- _Source document_:
NFL Power Rankings



My post-draft NFL Power Rankings.

I’m going to eventually use these rankings as the order for my 2015 NFL Mock Draft updates. Follow @walterfootball.

I’ve gone from WORST to FIRST, so if you don’t see reverse numbering (via Javascript), don’t worry; the Raiders, Browns and Jaguars aren’t my top teams.

Updated: Sept. 1





  1. Buffalo Bills (6-10) – Previously: 28.
    My LVH Supercontest partner, Matvei, made a short, but fantastic point about the Bills’ issues in practice during a recent conversation: “The Bills are off the rails. No leadership. No focus. No quarterback.”

    So true. E.J. Manuel is not going to lead the Bills. The team lost key personnel this offseason to free agency and injury, and it will struggle as a consequence. It appears as though this team will completely bottom out.

  2. New York Giants (7-9) – Previously: 25.

- _Written exercise A_: Reproduce a passage from the power rankings word for word, starting at the words "So true. E.J." and stopping after "(7-9) – Previously: 25.".
- _Written exercise B_: Name every NFL team that the power rankings mention.

- _Stored data_:

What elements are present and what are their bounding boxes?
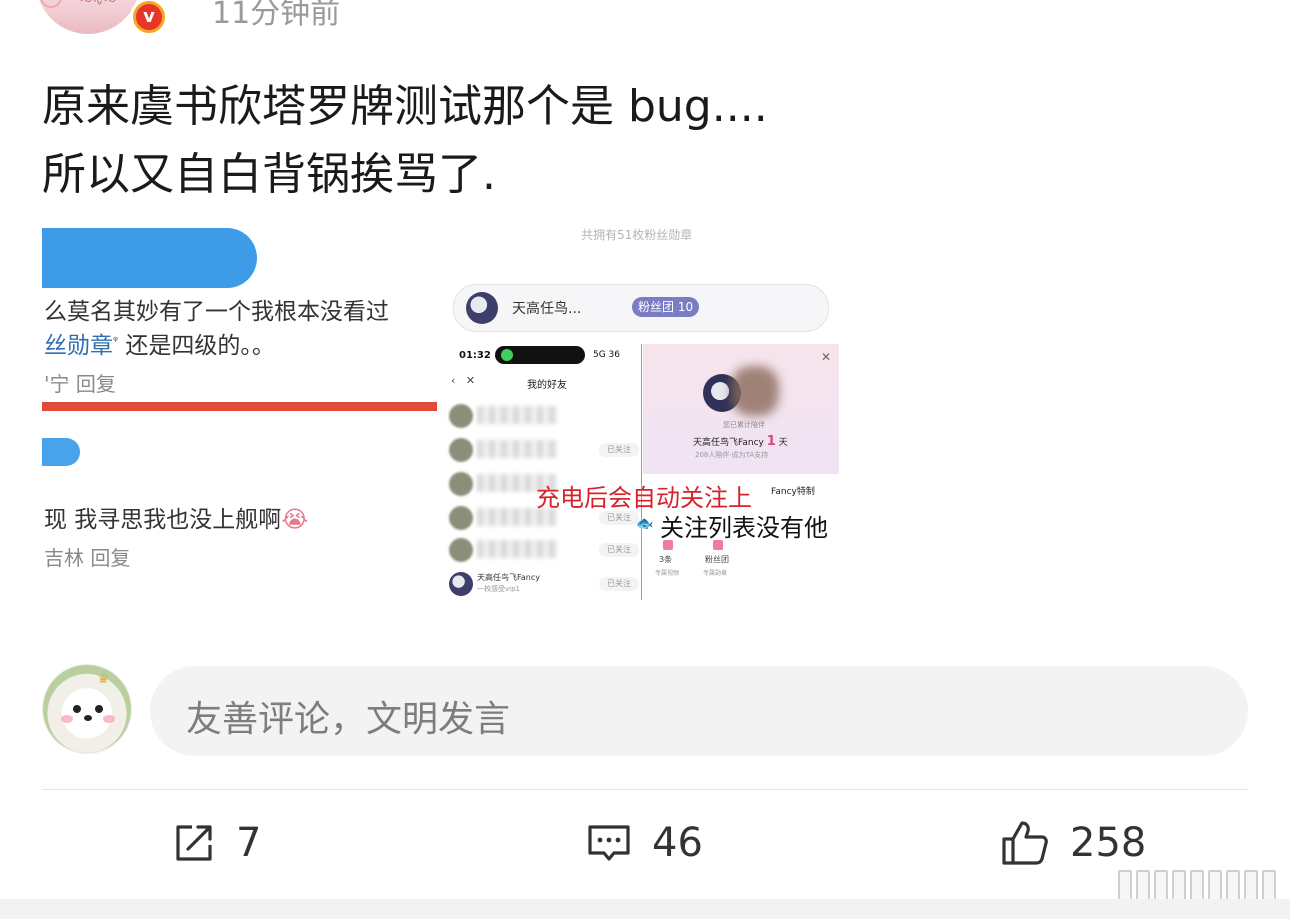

- _Full solution A_:
So true. E.J. Manuel is not going to lead the Bills. The team lost key personnel this offseason to free agency and injury, and it will struggle as a consequence. It appears as though this team will completely bottom out.

  2. New York Giants (7-9) – Previously: 25.

- _Full solution B_:
Raiders
Browns
Jaguars
Buffalo Bills
New York Giants